== What you have to do ==
Write out everything from the line containing "top-slider-max: 100 xyxy=(500,337,519,349)" down to the line containing "section-toolbar: ✕ ⧉" as a numbered list, with blank lines left out.

Bounding box entries

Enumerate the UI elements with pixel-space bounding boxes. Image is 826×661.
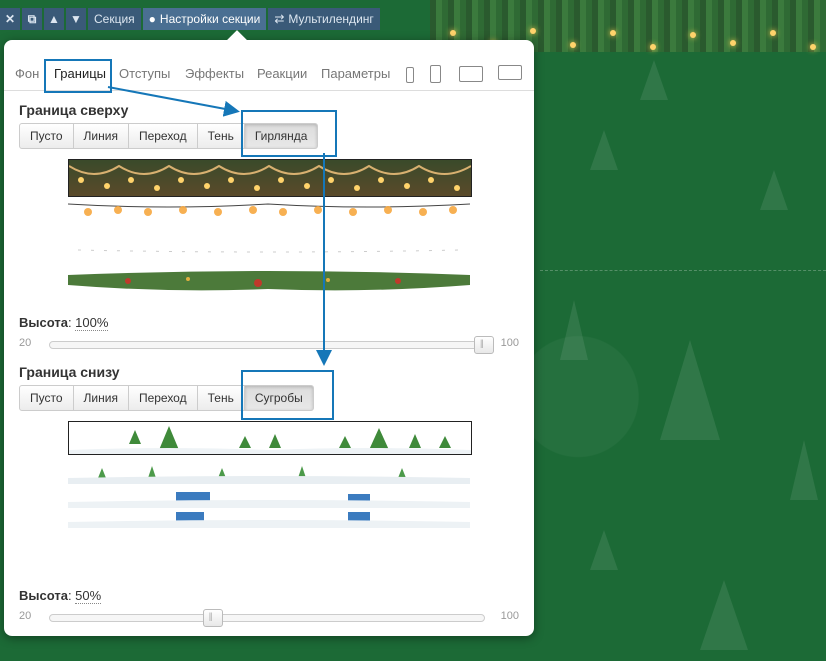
top-slider-max: 100 xyxy=(500,337,519,349)
bottom-slider-min: 20 xyxy=(19,610,32,622)
snowdrift-option-3[interactable] xyxy=(68,488,470,508)
tab-paddings[interactable]: Отступы xyxy=(119,66,170,81)
garland-preview-1 xyxy=(68,164,472,191)
bottom-shadow-button[interactable]: Тень xyxy=(196,385,245,411)
top-height-value[interactable]: 100% xyxy=(75,315,109,331)
section-button[interactable]: Секция xyxy=(88,8,141,30)
section-toolbar: ✕ ⧉ ▲ ▼ Секция ● Настройки секции ⇄ Муль… xyxy=(0,8,382,30)
top-slider-track[interactable] xyxy=(49,336,494,354)
garland-option-2[interactable] xyxy=(67,200,471,230)
tab-parameters[interactable]: Параметры xyxy=(321,66,390,81)
multilanding-label: Мультилендинг xyxy=(288,12,374,26)
chevron-up-icon[interactable]: ▲ xyxy=(44,8,64,30)
garland-preview-4 xyxy=(68,271,470,291)
top-slider-min: 20 xyxy=(19,337,32,349)
snowdrift-preview-4 xyxy=(68,512,470,528)
tab-background[interactable]: Фон xyxy=(15,66,39,81)
section-settings-button[interactable]: ● Настройки секции xyxy=(142,8,267,30)
section-label: Секция xyxy=(94,12,135,26)
bottom-height-slider: 20 100 xyxy=(19,608,519,627)
tab-reactions[interactable]: Реакции xyxy=(257,66,307,81)
phone-small-icon[interactable] xyxy=(406,67,414,83)
top-line-button[interactable]: Линия xyxy=(72,123,129,149)
garland-option-4[interactable] xyxy=(68,267,470,297)
top-height-slider: 20 100 xyxy=(19,335,519,354)
snowdrift-option-2[interactable] xyxy=(68,460,470,484)
snowdrift-preview-1 xyxy=(69,426,471,454)
top-slider-handle[interactable] xyxy=(474,336,494,354)
phone-icon[interactable] xyxy=(430,65,441,83)
snowdrift-preview-3 xyxy=(68,492,470,508)
desktop-icon[interactable] xyxy=(498,65,522,80)
bottom-slider-handle[interactable] xyxy=(202,609,223,627)
top-border-title: Граница сверху xyxy=(19,102,129,118)
bottom-line-button[interactable]: Линия xyxy=(72,385,129,411)
bottom-slider-track[interactable] xyxy=(49,609,485,627)
bottom-empty-button[interactable]: Пусто xyxy=(19,385,74,411)
top-empty-button[interactable]: Пусто xyxy=(19,123,74,149)
highlight-snowdrift-button xyxy=(241,370,334,420)
multilanding-button[interactable]: ⇄ Мультилендинг xyxy=(268,8,380,30)
top-height-label: Высота xyxy=(19,315,68,330)
drop-icon: ● xyxy=(148,12,156,26)
chevron-down-icon[interactable]: ▼ xyxy=(66,8,86,30)
tablet-icon[interactable] xyxy=(459,66,483,82)
bottom-height-label: Высота xyxy=(19,588,68,603)
top-height-row: Высота: 100% xyxy=(19,315,109,331)
close-icon[interactable]: ✕ xyxy=(0,8,20,30)
top-transition-button[interactable]: Переход xyxy=(127,123,198,149)
garland-option-3[interactable] xyxy=(68,240,470,260)
section-settings-label: Настройки секции xyxy=(159,12,261,26)
bottom-height-value[interactable]: 50% xyxy=(75,588,102,604)
bottom-border-title: Граница снизу xyxy=(19,364,120,380)
shuffle-icon: ⇄ xyxy=(274,12,285,26)
bottom-transition-button[interactable]: Переход xyxy=(127,385,198,411)
snowdrift-option-4[interactable] xyxy=(68,508,470,528)
bottom-height-row: Высота: 50% xyxy=(19,588,102,604)
garland-preview-3 xyxy=(77,249,461,253)
top-shadow-button[interactable]: Тень xyxy=(196,123,245,149)
highlight-borders-tab xyxy=(44,59,112,93)
garland-preview-2 xyxy=(67,203,471,216)
tab-effects[interactable]: Эффекты xyxy=(185,66,244,81)
snowdrift-option-1[interactable] xyxy=(68,421,472,455)
garland-option-1[interactable] xyxy=(68,159,472,197)
bottom-slider-max: 100 xyxy=(500,610,519,622)
snowdrift-preview-2 xyxy=(68,466,470,484)
copy-icon[interactable]: ⧉ xyxy=(22,8,42,30)
highlight-garland-button xyxy=(241,110,337,157)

== Final result ==
1. top-slider-max: 100 xyxy=(500,337,519,349)
2. bottom-slider-min: 20 xyxy=(19,610,32,622)
3. snowdrift-option-3[interactable] xyxy=(68,488,470,508)
4. tab-paddings[interactable]: Отступы xyxy=(119,66,170,81)
5. garland-preview-1 xyxy=(68,164,472,191)
6. bottom-shadow-button[interactable]: Тень xyxy=(196,385,245,411)
7. top-height-value[interactable]: 100% xyxy=(75,315,109,331)
8. section-button[interactable]: Секция xyxy=(88,8,141,30)
9. section-toolbar: ✕ ⧉ ▲ ▼ Секция ● Настройки секции ⇄ Муль… xyxy=(0,8,382,30)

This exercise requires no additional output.